Ecrire et migrer

Azouz BEGAG



La lecture quand elle se fait rencontre offre le déclic identificatoire qui met sur les rails de l'écriture littéraire. Mais l'entrée dans celle-ci s'apparente à un véritable "passage de frontière". Dès lors, "replonger" dans la mémoire de l'immigration parentale, ouvrir à nouveau son "dossier classé" pour la reconstituer et la dépasser, fait de l'acte d'écriture et de création un acte "d'auto-création".

idée de création contient celle de migration. Créer, c'est partir d'une origine et recons-truire le monde à travers le regard qu'on porte sur lui. Dès lors, quand on est artiste issu de l'immigration, il y a là une interpénétration de deux univers qui fabriquent et se nourrissent en même temps de mouvances, de dérives, de recherche de soi. J'ai essayé tout au long de ma contribution à ce numéro d'Ecarts d'Identité, de faire des allers-retours entre mon travail d'écrivain et ma situation de Français d'origine algérienne pour débusquer les lieux de rencontre entre la création et la migration.
◇ ◇ ◇ ◇ ◇ ◇ ◇
= Consigne =
Recopiez fidèlement le passage du texte sur l'écriture et la migration qui va de « idée de création » jusqu'à « et la migration. » inclus.

[Données sur les éléments et les régions]
◇ ◇ ◇ ◇ ◇ ◇ ◇
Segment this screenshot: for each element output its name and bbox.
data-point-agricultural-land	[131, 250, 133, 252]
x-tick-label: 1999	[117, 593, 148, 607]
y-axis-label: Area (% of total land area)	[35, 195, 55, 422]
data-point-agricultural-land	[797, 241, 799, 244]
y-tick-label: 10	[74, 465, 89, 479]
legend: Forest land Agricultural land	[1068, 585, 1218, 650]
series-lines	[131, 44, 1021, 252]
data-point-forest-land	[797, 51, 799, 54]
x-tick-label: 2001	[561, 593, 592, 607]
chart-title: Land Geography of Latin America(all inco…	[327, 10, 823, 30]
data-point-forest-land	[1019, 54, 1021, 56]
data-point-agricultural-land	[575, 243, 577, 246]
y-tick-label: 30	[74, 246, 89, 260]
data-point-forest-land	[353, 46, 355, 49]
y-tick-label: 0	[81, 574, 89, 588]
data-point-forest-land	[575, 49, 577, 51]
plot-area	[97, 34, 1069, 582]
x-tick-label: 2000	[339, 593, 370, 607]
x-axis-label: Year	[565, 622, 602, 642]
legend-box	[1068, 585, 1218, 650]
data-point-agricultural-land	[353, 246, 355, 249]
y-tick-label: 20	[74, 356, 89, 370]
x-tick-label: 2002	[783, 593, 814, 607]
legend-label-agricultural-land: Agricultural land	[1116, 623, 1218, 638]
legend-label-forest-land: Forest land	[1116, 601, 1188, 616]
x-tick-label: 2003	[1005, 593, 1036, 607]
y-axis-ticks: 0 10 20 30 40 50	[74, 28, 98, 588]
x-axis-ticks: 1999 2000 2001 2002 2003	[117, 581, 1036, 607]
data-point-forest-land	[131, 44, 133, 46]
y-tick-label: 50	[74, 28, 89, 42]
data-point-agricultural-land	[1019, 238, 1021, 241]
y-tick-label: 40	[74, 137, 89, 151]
◇ ◇ ◇ ◇ ◇ ◇ ◇
= Corrigé =
idée de création contient celle de migration. Créer, c'est partir d'une origine et recons-truire le monde à travers le regard qu'on porte sur lui. Dès lors, quand on est artiste issu de l'immigration, il y a là une interpénétration de deux univers qui fabriquent et se nourrissent en même temps de mouvances, de dérives, de recherche de soi. J'ai essayé tout au long de ma contribution à ce numéro d'Ecarts d'Identité, de faire des allers-retours entre mon travail d'écrivain et ma situation de Français d'origine algérienne pour débusquer les lieux de rencontre entre la création et la migration.